▸ **WORK TO DO**:
The data below should be restated word for word, with every picture omitted.

────────────────────

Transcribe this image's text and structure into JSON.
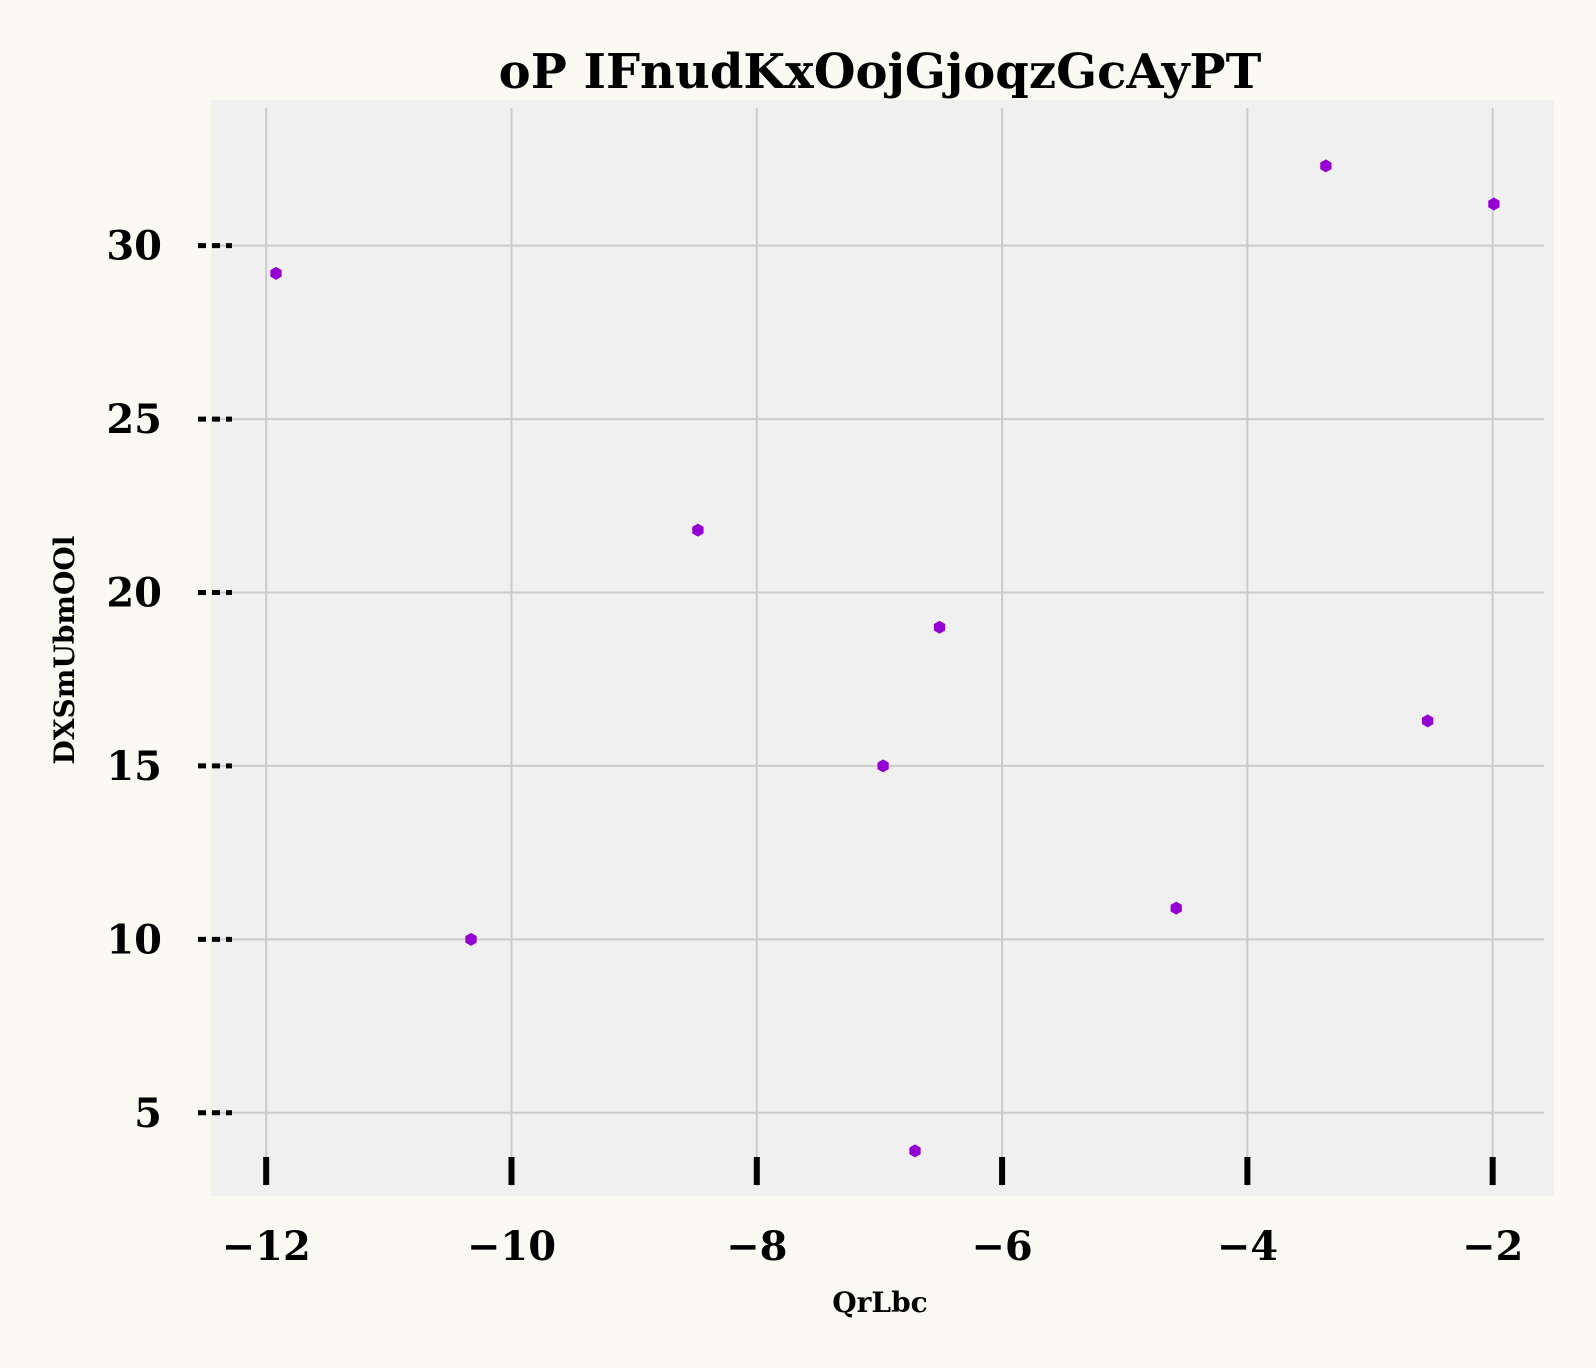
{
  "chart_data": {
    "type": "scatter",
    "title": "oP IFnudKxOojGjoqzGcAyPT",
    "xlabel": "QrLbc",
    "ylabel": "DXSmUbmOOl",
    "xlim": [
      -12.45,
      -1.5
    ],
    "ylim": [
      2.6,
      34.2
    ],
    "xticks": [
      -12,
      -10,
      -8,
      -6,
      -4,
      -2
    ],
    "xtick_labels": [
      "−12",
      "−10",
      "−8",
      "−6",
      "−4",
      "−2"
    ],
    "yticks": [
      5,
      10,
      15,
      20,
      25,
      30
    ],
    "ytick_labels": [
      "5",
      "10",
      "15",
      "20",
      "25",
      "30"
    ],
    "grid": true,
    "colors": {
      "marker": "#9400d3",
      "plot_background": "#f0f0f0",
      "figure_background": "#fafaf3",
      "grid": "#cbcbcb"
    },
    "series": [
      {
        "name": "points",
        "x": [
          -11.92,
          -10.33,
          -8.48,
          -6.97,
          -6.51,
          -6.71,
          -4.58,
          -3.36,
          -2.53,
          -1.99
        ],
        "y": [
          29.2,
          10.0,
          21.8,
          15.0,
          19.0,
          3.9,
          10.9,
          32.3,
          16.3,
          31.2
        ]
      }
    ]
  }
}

────────────────────

▸ **SOLUTION TO THIS TASK**:
Transcribe this image's text and structure into JSON.
{
  "chart_data": {
    "type": "scatter",
    "title": "oP IFnudKxOojGjoqzGcAyPT",
    "xlabel": "QrLbc",
    "ylabel": "DXSmUbmOOl",
    "xlim": [
      -12.45,
      -1.5
    ],
    "ylim": [
      2.6,
      34.2
    ],
    "xticks": [
      -12,
      -10,
      -8,
      -6,
      -4,
      -2
    ],
    "xtick_labels": [
      "−12",
      "−10",
      "−8",
      "−6",
      "−4",
      "−2"
    ],
    "yticks": [
      5,
      10,
      15,
      20,
      25,
      30
    ],
    "ytick_labels": [
      "5",
      "10",
      "15",
      "20",
      "25",
      "30"
    ],
    "grid": true,
    "colors": {
      "marker": "#9400d3",
      "plot_background": "#f0f0f0",
      "figure_background": "#fafaf3",
      "grid": "#cbcbcb"
    },
    "series": [
      {
        "name": "points",
        "x": [
          -11.92,
          -10.33,
          -8.48,
          -6.97,
          -6.51,
          -6.71,
          -4.58,
          -3.36,
          -2.53,
          -1.99
        ],
        "y": [
          29.2,
          10.0,
          21.8,
          15.0,
          19.0,
          3.9,
          10.9,
          32.3,
          16.3,
          31.2
        ]
      }
    ]
  }
}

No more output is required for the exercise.